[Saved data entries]
● ● ● ● ● ● ●
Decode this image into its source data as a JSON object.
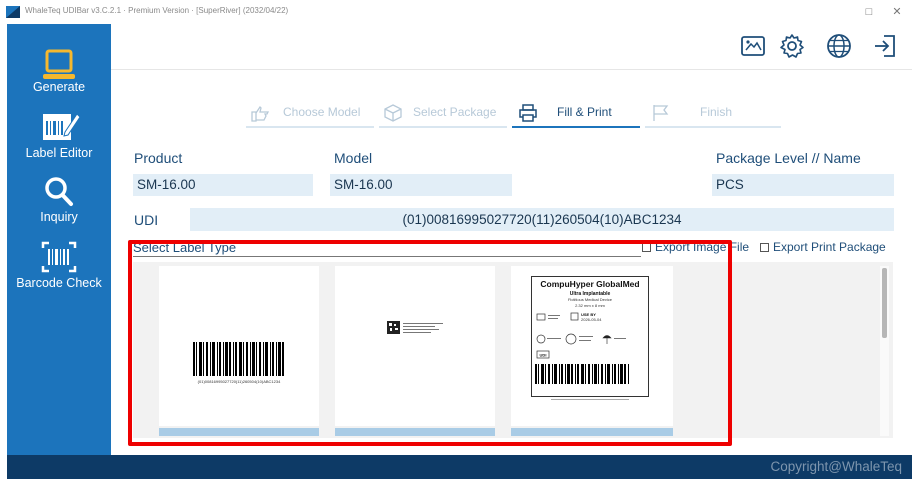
{
  "window": {
    "title": "WhaleTeq UDIBar v3.C.2.1 · Premium Version · [SuperRiver] (2032/04/22)",
    "minimize_glyph": "□",
    "close_glyph": "✕"
  },
  "sidebar": {
    "items": [
      {
        "label": "Generate",
        "icon": "laptop-icon"
      },
      {
        "label": "Label Editor",
        "icon": "label-edit-icon"
      },
      {
        "label": "Inquiry",
        "icon": "search-icon"
      },
      {
        "label": "Barcode Check",
        "icon": "barcode-scan-icon"
      }
    ]
  },
  "toolbar": {
    "icons": [
      "image-edit-icon",
      "gear-icon",
      "globe-icon",
      "logout-icon"
    ]
  },
  "stepper": {
    "steps": [
      {
        "label": "Choose Model",
        "state": "inactive"
      },
      {
        "label": "Select Package",
        "state": "inactive"
      },
      {
        "label": "Fill & Print",
        "state": "active"
      },
      {
        "label": "Finish",
        "state": "inactive"
      }
    ]
  },
  "form": {
    "product_label": "Product",
    "product_value": "SM-16.00",
    "model_label": "Model",
    "model_value": "SM-16.00",
    "package_label": "Package Level // Name",
    "package_value": "PCS",
    "udi_label": "UDI",
    "udi_value": "(01)00816995027720(11)260504(10)ABC1234"
  },
  "label_select": {
    "title": "Select Label Type",
    "export_image": "Export Image File",
    "export_print": "Export Print Package"
  },
  "label_preview": {
    "brand": "CompuHyper GlobalMed",
    "product": "Ultra Implantable",
    "description": "Fictitious Medical Device",
    "spec": "2.32 mm x 8 mm",
    "use_by": "USE BY",
    "use_by_date": "2026-05-04",
    "udi_tag": "UDI",
    "barcode_text": "(01)00816995027720(11)260504(10)ABC1234"
  },
  "footer": {
    "copyright": "Copyright@WhaleTeq"
  },
  "colors": {
    "sidebar": "#1c74bc",
    "footer": "#0d3a66",
    "field_bg": "#e2eef7",
    "highlight": "#ee0000",
    "card_bar": "#a9cce6"
  }
}
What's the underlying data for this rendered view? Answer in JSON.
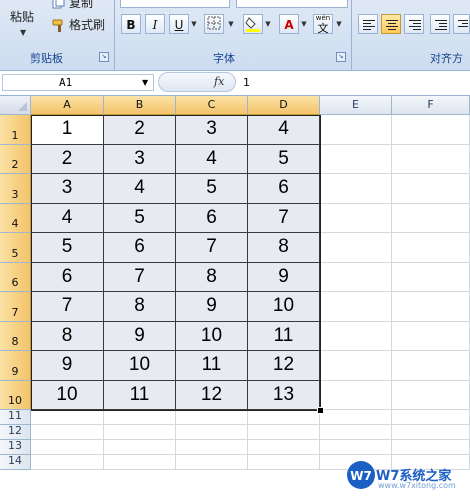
● ● ● ● ● ● ●
Provide the number of lines containing the string "Export", with no other output.

* [ANSWER TO THE EXERCISE] 2